## SET PROBLEM
Find "Transcribe the text in this document." in the data, then restate the line it sits in and every later line word for word, ending with the last line.

## ENTRIES SUPPLIED
--- Start ---

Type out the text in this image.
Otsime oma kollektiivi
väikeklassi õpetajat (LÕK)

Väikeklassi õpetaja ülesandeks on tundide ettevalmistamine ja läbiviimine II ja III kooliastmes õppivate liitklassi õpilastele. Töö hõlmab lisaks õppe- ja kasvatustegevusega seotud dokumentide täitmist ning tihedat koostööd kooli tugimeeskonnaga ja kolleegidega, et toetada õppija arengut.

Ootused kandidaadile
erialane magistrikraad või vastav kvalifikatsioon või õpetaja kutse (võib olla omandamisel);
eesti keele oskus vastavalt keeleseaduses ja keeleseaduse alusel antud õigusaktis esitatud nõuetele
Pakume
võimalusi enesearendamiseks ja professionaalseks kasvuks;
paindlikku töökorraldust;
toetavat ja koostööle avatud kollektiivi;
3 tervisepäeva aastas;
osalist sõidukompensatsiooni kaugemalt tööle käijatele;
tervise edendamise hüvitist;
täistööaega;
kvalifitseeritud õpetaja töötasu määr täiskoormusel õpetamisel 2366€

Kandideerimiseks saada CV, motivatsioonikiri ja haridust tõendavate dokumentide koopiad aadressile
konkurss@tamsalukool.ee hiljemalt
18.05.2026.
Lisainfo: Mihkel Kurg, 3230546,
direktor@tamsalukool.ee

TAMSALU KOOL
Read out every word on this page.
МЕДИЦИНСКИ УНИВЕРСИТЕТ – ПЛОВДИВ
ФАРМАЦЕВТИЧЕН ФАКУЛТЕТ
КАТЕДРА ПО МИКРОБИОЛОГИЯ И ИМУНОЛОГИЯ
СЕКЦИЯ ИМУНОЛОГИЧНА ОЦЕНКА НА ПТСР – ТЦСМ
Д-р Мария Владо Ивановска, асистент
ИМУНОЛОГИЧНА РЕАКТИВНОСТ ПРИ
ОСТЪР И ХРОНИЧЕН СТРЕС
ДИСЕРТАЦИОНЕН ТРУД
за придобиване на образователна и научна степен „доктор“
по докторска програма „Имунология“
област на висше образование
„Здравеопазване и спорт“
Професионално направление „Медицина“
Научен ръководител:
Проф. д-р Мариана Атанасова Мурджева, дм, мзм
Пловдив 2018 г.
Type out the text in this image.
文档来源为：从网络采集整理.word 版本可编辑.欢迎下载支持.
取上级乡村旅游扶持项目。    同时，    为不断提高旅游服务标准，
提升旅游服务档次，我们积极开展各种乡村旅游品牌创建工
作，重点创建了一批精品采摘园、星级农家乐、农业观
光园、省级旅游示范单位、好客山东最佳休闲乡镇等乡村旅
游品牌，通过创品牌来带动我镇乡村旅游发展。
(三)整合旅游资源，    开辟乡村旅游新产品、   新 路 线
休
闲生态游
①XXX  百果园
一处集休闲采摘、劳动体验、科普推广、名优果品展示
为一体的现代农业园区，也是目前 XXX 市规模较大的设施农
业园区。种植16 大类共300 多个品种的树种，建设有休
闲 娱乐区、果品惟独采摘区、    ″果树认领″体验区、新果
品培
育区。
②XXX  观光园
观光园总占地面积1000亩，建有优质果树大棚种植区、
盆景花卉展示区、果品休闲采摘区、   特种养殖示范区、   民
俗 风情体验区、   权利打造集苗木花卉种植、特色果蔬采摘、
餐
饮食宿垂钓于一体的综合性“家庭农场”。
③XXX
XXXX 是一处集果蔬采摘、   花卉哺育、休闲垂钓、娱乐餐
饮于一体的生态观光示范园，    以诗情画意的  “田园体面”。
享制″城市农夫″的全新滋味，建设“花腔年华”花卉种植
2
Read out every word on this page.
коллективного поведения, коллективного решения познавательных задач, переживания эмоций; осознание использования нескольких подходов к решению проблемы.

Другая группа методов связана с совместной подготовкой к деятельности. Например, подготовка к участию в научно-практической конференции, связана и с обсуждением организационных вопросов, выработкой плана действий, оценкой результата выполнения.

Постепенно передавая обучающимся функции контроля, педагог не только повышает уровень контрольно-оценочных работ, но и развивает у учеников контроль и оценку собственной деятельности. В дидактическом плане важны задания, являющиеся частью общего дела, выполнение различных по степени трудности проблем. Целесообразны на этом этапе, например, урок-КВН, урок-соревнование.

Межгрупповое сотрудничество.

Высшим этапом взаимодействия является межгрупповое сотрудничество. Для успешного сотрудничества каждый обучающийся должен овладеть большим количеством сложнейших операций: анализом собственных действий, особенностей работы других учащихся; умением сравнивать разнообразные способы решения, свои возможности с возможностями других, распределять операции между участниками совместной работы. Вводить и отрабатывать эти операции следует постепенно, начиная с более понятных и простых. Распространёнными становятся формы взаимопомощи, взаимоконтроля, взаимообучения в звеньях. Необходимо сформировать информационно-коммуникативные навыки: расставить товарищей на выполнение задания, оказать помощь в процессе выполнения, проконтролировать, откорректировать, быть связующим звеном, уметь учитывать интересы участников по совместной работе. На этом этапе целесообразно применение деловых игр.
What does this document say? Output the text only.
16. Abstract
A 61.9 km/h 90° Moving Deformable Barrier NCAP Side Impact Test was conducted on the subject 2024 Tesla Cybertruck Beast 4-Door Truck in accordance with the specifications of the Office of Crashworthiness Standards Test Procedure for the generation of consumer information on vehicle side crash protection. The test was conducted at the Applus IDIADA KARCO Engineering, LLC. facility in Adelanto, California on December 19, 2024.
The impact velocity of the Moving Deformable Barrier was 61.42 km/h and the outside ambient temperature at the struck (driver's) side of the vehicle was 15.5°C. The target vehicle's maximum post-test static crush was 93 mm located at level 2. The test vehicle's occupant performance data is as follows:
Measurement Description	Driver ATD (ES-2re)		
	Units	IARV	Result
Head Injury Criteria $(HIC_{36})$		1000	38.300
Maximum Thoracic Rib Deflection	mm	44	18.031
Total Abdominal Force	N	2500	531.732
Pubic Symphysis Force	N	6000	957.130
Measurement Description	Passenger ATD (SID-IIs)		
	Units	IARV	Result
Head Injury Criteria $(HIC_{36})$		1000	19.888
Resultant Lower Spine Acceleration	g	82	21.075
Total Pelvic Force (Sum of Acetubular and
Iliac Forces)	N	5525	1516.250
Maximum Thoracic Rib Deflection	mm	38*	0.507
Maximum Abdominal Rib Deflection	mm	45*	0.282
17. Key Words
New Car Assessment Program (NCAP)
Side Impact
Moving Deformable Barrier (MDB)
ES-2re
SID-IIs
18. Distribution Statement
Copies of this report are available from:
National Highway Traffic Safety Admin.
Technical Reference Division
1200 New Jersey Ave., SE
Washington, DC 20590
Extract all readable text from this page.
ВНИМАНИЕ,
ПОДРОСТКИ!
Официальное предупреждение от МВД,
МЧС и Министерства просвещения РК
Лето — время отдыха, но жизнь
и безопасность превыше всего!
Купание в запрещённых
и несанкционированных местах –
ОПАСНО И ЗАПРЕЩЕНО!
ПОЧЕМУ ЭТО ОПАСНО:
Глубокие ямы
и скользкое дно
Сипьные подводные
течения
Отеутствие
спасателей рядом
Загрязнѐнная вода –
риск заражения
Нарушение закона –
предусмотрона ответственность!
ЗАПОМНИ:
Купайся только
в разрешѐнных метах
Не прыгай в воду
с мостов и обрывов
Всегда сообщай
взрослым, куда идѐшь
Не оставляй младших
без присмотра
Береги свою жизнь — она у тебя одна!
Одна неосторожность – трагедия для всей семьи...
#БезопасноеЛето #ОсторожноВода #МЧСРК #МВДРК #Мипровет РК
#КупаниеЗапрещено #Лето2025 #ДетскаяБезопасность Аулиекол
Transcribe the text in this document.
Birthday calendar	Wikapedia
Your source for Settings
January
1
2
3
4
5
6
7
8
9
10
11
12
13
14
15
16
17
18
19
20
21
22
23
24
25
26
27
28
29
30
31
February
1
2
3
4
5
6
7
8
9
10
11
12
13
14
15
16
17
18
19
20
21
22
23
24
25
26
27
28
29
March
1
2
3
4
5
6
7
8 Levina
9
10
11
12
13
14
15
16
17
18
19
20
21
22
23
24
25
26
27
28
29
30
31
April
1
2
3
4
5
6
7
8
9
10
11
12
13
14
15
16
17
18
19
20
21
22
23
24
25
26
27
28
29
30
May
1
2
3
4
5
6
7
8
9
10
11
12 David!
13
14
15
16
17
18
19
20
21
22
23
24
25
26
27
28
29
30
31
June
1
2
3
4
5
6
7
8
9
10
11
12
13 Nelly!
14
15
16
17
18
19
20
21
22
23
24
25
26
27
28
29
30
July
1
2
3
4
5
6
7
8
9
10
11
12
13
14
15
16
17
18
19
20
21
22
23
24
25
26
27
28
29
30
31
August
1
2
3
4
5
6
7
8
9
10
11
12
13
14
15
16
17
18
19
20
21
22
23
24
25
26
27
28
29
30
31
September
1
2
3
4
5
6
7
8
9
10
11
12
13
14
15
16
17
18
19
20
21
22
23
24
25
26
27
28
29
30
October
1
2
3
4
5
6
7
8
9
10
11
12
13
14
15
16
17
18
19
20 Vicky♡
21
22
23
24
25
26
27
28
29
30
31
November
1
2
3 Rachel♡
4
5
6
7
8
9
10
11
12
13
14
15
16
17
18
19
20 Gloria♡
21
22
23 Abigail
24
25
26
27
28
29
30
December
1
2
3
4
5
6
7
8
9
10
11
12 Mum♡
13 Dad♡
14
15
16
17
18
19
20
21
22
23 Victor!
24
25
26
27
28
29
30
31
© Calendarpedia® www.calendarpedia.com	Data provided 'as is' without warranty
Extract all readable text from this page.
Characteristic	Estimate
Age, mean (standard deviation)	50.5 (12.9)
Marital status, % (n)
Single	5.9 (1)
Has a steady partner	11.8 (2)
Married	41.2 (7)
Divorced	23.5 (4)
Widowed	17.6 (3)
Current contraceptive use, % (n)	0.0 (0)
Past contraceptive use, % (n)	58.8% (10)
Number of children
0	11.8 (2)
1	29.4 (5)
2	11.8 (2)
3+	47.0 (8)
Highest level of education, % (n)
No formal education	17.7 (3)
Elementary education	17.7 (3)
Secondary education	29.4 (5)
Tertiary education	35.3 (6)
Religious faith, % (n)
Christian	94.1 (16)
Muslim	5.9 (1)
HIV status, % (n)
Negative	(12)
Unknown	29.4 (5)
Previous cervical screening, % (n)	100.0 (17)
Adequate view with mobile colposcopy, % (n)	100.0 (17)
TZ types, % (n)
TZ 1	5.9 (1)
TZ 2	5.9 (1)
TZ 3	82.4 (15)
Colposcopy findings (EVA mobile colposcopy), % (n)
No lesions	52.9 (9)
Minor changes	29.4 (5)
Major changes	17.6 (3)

--- End ---

## CORRECT RESPONSE
Transcribe the text in this document.
Birthday calendar	Wikapedia
Your source for Settings
January
1
2
3
4
5
6
7
8
9
10
11
12
13
14
15
16
17
18
19
20
21
22
23
24
25
26
27
28
29
30
31
February
1
2
3
4
5
6
7
8
9
10
11
12
13
14
15
16
17
18
19
20
21
22
23
24
25
26
27
28
29
March
1
2
3
4
5
6
7
8 Levina
9
10
11
12
13
14
15
16
17
18
19
20
21
22
23
24
25
26
27
28
29
30
31
April
1
2
3
4
5
6
7
8
9
10
11
12
13
14
15
16
17
18
19
20
21
22
23
24
25
26
27
28
29
30
May
1
2
3
4
5
6
7
8
9
10
11
12 David!
13
14
15
16
17
18
19
20
21
22
23
24
25
26
27
28
29
30
31
June
1
2
3
4
5
6
7
8
9
10
11
12
13 Nelly!
14
15
16
17
18
19
20
21
22
23
24
25
26
27
28
29
30
July
1
2
3
4
5
6
7
8
9
10
11
12
13
14
15
16
17
18
19
20
21
22
23
24
25
26
27
28
29
30
31
August
1
2
3
4
5
6
7
8
9
10
11
12
13
14
15
16
17
18
19
20
21
22
23
24
25
26
27
28
29
30
31
September
1
2
3
4
5
6
7
8
9
10
11
12
13
14
15
16
17
18
19
20
21
22
23
24
25
26
27
28
29
30
October
1
2
3
4
5
6
7
8
9
10
11
12
13
14
15
16
17
18
19
20 Vicky♡
21
22
23
24
25
26
27
28
29
30
31
November
1
2
3 Rachel♡
4
5
6
7
8
9
10
11
12
13
14
15
16
17
18
19
20 Gloria♡
21
22
23 Abigail
24
25
26
27
28
29
30
December
1
2
3
4
5
6
7
8
9
10
11
12 Mum♡
13 Dad♡
14
15
16
17
18
19
20
21
22
23 Victor!
24
25
26
27
28
29
30
31
© Calendarpedia® www.calendarpedia.com	Data provided 'as is' without warranty
Extract all readable text from this page.
Characteristic	Estimate
Age, mean (standard deviation)	50.5 (12.9)
Marital status, % (n)
Single	5.9 (1)
Has a steady partner	11.8 (2)
Married	41.2 (7)
Divorced	23.5 (4)
Widowed	17.6 (3)
Current contraceptive use, % (n)	0.0 (0)
Past contraceptive use, % (n)	58.8% (10)
Number of children
0	11.8 (2)
1	29.4 (5)
2	11.8 (2)
3+	47.0 (8)
Highest level of education, % (n)
No formal education	17.7 (3)
Elementary education	17.7 (3)
Secondary education	29.4 (5)
Tertiary education	35.3 (6)
Religious faith, % (n)
Christian	94.1 (16)
Muslim	5.9 (1)
HIV status, % (n)
Negative	(12)
Unknown	29.4 (5)
Previous cervical screening, % (n)	100.0 (17)
Adequate view with mobile colposcopy, % (n)	100.0 (17)
TZ types, % (n)
TZ 1	5.9 (1)
TZ 2	5.9 (1)
TZ 3	82.4 (15)
Colposcopy findings (EVA mobile colposcopy), % (n)
No lesions	52.9 (9)
Minor changes	29.4 (5)
Major changes	17.6 (3)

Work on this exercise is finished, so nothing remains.